Exercise description: List each line holding the string "this".

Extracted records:
__________

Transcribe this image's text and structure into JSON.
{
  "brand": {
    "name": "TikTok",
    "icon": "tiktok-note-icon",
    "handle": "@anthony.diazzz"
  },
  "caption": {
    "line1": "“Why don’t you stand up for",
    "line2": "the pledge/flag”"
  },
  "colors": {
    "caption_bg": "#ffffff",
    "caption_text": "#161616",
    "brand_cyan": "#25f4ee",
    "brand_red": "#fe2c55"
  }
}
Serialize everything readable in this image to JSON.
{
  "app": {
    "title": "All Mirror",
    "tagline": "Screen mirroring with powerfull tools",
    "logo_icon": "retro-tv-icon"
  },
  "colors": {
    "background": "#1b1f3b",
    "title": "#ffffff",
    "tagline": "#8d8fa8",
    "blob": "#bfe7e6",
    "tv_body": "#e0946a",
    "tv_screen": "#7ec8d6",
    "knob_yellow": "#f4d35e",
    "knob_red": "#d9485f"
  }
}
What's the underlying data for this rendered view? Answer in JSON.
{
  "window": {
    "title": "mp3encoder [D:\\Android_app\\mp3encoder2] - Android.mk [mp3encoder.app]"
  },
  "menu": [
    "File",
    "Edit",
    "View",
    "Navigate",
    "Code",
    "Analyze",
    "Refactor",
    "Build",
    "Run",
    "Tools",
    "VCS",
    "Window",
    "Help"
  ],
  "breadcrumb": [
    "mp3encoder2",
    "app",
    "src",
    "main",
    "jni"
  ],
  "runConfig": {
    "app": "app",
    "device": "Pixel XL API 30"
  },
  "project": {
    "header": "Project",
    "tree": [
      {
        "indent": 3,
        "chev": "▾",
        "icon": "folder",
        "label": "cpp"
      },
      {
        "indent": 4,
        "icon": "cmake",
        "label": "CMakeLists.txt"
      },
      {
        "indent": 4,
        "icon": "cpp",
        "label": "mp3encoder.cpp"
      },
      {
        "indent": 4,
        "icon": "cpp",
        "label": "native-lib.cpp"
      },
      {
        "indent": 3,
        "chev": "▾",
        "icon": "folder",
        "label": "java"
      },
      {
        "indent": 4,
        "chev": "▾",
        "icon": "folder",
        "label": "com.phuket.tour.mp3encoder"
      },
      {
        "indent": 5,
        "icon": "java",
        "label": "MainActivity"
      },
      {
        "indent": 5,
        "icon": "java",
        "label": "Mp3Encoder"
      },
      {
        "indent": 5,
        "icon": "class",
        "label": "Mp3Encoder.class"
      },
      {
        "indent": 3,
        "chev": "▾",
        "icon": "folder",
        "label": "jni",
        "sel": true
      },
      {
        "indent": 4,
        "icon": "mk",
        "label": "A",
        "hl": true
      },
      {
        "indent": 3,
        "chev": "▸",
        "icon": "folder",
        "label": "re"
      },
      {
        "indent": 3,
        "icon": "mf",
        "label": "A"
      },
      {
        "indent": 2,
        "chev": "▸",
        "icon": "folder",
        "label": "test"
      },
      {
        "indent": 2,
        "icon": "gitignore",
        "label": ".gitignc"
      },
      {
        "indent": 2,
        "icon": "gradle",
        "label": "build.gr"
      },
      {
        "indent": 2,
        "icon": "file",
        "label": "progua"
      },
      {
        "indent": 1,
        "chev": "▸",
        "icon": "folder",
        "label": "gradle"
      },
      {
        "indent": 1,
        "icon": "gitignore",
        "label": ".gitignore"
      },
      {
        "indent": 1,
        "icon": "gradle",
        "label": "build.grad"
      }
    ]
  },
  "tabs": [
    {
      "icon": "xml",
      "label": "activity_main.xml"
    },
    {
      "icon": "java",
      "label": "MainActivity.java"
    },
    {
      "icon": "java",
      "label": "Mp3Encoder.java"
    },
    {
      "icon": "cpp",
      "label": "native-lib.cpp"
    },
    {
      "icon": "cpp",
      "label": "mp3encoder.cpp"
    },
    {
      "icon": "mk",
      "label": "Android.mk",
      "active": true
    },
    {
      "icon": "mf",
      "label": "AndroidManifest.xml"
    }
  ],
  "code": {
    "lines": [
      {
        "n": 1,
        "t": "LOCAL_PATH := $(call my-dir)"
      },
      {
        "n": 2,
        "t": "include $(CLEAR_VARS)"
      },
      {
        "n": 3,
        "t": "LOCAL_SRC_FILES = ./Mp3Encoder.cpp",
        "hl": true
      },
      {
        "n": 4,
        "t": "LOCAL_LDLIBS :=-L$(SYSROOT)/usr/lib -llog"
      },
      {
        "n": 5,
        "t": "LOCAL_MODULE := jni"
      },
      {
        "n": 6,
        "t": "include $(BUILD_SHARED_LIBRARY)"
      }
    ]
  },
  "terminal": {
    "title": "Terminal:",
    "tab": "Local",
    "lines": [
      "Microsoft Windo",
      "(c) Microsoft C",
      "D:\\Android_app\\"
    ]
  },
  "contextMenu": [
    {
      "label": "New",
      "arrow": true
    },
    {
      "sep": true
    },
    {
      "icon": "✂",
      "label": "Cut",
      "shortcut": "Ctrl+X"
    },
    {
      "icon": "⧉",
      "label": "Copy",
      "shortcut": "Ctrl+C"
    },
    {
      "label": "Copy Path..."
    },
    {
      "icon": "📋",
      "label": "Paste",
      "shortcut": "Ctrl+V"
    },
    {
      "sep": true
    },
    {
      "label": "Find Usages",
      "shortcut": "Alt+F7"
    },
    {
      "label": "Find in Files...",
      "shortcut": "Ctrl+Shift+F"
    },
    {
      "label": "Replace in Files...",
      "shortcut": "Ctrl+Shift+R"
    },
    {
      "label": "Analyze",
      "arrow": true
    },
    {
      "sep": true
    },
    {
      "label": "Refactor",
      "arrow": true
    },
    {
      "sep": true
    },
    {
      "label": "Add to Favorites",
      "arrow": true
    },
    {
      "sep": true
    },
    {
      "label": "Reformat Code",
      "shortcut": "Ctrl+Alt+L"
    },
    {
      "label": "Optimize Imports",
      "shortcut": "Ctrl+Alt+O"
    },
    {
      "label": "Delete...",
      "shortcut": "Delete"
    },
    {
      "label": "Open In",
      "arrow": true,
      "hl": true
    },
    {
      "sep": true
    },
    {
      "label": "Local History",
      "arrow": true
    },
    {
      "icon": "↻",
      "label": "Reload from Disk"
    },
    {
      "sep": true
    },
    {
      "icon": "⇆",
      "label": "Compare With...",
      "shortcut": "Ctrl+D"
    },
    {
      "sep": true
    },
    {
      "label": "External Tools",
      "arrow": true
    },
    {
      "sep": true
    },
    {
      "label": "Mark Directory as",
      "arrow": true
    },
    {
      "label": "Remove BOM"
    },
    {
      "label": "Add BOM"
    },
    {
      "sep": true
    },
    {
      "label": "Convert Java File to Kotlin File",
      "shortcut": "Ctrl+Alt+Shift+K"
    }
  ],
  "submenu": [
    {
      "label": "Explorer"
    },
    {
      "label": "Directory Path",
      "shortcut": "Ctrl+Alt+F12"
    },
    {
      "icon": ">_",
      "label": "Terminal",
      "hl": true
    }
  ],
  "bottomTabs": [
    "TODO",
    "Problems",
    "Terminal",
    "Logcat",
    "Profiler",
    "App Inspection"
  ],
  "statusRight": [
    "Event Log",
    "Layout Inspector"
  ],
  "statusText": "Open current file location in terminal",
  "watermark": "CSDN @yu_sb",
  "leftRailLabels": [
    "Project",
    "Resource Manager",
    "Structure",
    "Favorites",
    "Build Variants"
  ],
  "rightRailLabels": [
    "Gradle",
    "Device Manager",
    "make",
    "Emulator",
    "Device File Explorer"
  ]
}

__________

Answer:
Transcribe this image's text and structure into JSON.
Serialize everything readable in this image to JSON.
What's the underlying data for this rendered view? Answer in JSON.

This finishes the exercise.